EXERCISE INSTRUCTIONS — Please repeat all of the listing exactly.

===== INFORMATION SHOWN

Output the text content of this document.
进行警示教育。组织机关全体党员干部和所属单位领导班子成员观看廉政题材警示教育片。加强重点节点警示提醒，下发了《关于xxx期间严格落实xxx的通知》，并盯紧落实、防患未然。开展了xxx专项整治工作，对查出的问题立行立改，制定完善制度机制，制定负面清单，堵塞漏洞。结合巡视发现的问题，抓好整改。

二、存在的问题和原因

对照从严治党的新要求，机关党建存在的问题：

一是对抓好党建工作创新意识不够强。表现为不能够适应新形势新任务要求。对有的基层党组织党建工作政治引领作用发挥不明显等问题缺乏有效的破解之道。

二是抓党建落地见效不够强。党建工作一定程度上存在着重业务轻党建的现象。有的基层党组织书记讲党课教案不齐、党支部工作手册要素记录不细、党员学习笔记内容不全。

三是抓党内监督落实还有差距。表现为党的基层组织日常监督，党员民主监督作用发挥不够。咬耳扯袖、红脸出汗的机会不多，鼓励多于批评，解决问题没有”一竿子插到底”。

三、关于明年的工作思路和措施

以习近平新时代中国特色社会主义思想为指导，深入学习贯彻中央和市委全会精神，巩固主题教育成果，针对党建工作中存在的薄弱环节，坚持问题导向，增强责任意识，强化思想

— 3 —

==========

RESPONSE TO THE EXERCISE —
Output the text content of this document.
进行警示教育。组织机关全体党员干部和所属单位领导班子成员观看廉政题材警示教育片。加强重点节点警示提醒，下发了《关于xxx期间严格落实xxx的通知》，并盯紧落实、防患未然。开展了xxx专项整治工作，对查出的问题立行立改，制定完善制度机制，制定负面清单，堵塞漏洞。结合巡视发现的问题，抓好整改。

二、存在的问题和原因

对照从严治党的新要求，机关党建存在的问题：

一是对抓好党建工作创新意识不够强。表现为不能够适应新形势新任务要求。对有的基层党组织党建工作政治引领作用发挥不明显等问题缺乏有效的破解之道。

二是抓党建落地见效不够强。党建工作一定程度上存在着重业务轻党建的现象。有的基层党组织书记讲党课教案不齐、党支部工作手册要素记录不细、党员学习笔记内容不全。

三是抓党内监督落实还有差距。表现为党的基层组织日常监督，党员民主监督作用发挥不够。咬耳扯袖、红脸出汗的机会不多，鼓励多于批评，解决问题没有”一竿子插到底”。

三、关于明年的工作思路和措施

以习近平新时代中国特色社会主义思想为指导，深入学习贯彻中央和市委全会精神，巩固主题教育成果，针对党建工作中存在的薄弱环节，坚持问题导向，增强责任意识，强化思想

— 3 —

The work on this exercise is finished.